Reproduce the records from the first line through the line containing "error-bar — [651, 433, 658, 440]", substituting "gel-band" for every "band" and leaving everything else unchanged.
--
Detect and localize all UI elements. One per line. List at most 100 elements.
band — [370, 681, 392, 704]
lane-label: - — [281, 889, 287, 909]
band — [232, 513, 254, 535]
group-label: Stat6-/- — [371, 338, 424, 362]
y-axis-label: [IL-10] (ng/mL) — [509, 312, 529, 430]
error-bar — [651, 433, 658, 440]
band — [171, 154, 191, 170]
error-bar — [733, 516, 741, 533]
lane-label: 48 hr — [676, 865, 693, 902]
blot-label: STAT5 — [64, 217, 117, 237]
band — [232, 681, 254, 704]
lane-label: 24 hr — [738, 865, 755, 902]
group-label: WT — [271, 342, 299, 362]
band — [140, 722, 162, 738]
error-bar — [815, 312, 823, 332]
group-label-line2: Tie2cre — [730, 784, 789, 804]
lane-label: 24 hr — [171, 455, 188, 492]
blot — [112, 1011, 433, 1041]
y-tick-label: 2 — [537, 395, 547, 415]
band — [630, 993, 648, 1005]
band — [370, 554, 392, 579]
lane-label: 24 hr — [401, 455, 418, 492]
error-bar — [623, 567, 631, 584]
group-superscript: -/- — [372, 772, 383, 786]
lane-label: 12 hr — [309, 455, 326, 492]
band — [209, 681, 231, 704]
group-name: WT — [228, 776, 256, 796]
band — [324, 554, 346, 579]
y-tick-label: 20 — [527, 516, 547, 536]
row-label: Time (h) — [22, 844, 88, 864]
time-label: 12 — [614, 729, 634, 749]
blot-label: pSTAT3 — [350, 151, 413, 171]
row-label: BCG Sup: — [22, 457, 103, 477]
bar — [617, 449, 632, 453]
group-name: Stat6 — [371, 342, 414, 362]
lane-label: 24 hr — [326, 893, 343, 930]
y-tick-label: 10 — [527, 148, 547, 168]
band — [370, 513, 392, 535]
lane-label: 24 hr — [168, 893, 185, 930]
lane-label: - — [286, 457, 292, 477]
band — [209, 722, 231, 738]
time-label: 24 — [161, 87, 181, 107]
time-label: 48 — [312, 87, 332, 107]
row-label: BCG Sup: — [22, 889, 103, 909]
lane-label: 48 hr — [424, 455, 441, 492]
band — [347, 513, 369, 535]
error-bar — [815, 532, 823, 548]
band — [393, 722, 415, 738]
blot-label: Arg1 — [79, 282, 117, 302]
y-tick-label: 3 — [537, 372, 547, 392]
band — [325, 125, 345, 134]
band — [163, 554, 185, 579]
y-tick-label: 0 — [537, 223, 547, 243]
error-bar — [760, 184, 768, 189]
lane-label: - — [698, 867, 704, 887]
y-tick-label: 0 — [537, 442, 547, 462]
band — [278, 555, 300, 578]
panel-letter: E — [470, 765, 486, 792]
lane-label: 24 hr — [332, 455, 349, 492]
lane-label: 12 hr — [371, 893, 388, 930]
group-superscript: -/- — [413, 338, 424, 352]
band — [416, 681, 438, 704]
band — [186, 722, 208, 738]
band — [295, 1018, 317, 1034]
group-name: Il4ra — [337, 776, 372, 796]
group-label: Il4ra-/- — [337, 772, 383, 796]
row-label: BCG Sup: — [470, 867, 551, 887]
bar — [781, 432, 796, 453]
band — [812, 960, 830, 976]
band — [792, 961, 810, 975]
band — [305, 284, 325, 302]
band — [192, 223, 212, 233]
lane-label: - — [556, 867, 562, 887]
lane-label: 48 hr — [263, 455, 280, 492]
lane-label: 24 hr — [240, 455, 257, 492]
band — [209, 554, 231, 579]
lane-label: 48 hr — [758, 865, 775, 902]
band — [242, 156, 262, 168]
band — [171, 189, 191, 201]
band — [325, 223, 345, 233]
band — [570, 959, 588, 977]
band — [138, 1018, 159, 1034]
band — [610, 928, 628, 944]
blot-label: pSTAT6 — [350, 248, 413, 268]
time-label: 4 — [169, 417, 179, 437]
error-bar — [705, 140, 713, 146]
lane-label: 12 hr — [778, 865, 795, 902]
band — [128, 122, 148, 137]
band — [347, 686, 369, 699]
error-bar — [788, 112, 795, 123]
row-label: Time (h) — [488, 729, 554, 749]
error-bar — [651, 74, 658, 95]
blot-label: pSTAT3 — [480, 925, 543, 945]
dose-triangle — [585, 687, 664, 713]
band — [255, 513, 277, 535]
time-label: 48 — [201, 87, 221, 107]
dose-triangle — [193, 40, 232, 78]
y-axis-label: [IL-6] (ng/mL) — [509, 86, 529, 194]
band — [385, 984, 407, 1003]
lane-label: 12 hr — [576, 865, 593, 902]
--
- **Written solution**:
Detect and localize all UI elements. One per line. List at most 100 elements.
gel-band — [370, 681, 392, 704]
lane-label: - — [281, 889, 287, 909]
gel-band — [232, 513, 254, 535]
group-label: Stat6-/- — [371, 338, 424, 362]
y-axis-label: [IL-10] (ng/mL) — [509, 312, 529, 430]
error-bar — [651, 433, 658, 440]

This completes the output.